--- Provided data ---

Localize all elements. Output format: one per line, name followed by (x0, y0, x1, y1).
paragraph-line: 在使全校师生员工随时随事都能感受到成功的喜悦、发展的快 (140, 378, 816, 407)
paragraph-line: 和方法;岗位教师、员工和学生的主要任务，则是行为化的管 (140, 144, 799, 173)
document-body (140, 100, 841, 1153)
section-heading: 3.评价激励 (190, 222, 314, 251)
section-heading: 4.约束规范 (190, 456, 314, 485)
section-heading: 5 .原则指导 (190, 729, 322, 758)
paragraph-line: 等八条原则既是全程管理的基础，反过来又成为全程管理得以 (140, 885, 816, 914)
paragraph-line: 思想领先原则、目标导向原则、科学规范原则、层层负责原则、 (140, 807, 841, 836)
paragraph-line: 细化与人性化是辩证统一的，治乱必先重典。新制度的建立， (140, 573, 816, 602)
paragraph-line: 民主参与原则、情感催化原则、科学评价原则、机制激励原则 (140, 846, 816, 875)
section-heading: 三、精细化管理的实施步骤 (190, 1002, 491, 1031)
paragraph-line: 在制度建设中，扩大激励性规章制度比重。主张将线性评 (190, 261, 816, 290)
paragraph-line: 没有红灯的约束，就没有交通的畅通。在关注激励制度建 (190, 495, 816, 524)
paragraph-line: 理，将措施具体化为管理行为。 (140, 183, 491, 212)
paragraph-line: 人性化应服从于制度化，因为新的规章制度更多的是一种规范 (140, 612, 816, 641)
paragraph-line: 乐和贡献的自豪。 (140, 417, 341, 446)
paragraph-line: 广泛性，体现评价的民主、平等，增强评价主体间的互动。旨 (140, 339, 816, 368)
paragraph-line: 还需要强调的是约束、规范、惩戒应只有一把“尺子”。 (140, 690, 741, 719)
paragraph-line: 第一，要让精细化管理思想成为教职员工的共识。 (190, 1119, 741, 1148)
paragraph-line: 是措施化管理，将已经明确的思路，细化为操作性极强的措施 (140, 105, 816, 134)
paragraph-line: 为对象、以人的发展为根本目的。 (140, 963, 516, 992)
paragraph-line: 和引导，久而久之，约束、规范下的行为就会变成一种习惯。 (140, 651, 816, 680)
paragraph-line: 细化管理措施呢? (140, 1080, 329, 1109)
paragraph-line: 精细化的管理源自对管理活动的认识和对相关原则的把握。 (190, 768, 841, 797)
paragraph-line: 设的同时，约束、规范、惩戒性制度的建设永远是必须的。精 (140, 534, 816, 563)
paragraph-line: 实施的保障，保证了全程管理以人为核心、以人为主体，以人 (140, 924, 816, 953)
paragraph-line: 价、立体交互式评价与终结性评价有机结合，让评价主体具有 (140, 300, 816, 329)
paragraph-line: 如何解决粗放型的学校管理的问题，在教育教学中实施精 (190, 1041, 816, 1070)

---

■ **Objective**: Reproduce the material verbatim, starting at its first line and ending with the line that contains "paragraph-line: 价、立体交互式评价与终结性评价有机结合，让评价主体具有 (140, 300, 816, 329)", with both ends included.

■ **Full answer**:
Localize all elements. Output format: one per line, name followed by (x0, y0, x1, y1).
paragraph-line: 在使全校师生员工随时随事都能感受到成功的喜悦、发展的快 (140, 378, 816, 407)
paragraph-line: 和方法;岗位教师、员工和学生的主要任务，则是行为化的管 (140, 144, 799, 173)
document-body (140, 100, 841, 1153)
section-heading: 3.评价激励 (190, 222, 314, 251)
section-heading: 4.约束规范 (190, 456, 314, 485)
section-heading: 5 .原则指导 (190, 729, 322, 758)
paragraph-line: 等八条原则既是全程管理的基础，反过来又成为全程管理得以 (140, 885, 816, 914)
paragraph-line: 思想领先原则、目标导向原则、科学规范原则、层层负责原则、 (140, 807, 841, 836)
paragraph-line: 细化与人性化是辩证统一的，治乱必先重典。新制度的建立， (140, 573, 816, 602)
paragraph-line: 民主参与原则、情感催化原则、科学评价原则、机制激励原则 (140, 846, 816, 875)
section-heading: 三、精细化管理的实施步骤 (190, 1002, 491, 1031)
paragraph-line: 在制度建设中，扩大激励性规章制度比重。主张将线性评 (190, 261, 816, 290)
paragraph-line: 没有红灯的约束，就没有交通的畅通。在关注激励制度建 (190, 495, 816, 524)
paragraph-line: 理，将措施具体化为管理行为。 (140, 183, 491, 212)
paragraph-line: 人性化应服从于制度化，因为新的规章制度更多的是一种规范 (140, 612, 816, 641)
paragraph-line: 乐和贡献的自豪。 (140, 417, 341, 446)
paragraph-line: 广泛性，体现评价的民主、平等，增强评价主体间的互动。旨 (140, 339, 816, 368)
paragraph-line: 还需要强调的是约束、规范、惩戒应只有一把“尺子”。 (140, 690, 741, 719)
paragraph-line: 第一，要让精细化管理思想成为教职员工的共识。 (190, 1119, 741, 1148)
paragraph-line: 是措施化管理，将已经明确的思路，细化为操作性极强的措施 (140, 105, 816, 134)
paragraph-line: 为对象、以人的发展为根本目的。 (140, 963, 516, 992)
paragraph-line: 和引导，久而久之，约束、规范下的行为就会变成一种习惯。 (140, 651, 816, 680)
paragraph-line: 细化管理措施呢? (140, 1080, 329, 1109)
paragraph-line: 精细化的管理源自对管理活动的认识和对相关原则的把握。 (190, 768, 841, 797)
paragraph-line: 设的同时，约束、规范、惩戒性制度的建设永远是必须的。精 (140, 534, 816, 563)
paragraph-line: 实施的保障，保证了全程管理以人为核心、以人为主体，以人 (140, 924, 816, 953)
paragraph-line: 价、立体交互式评价与终结性评价有机结合，让评价主体具有 (140, 300, 816, 329)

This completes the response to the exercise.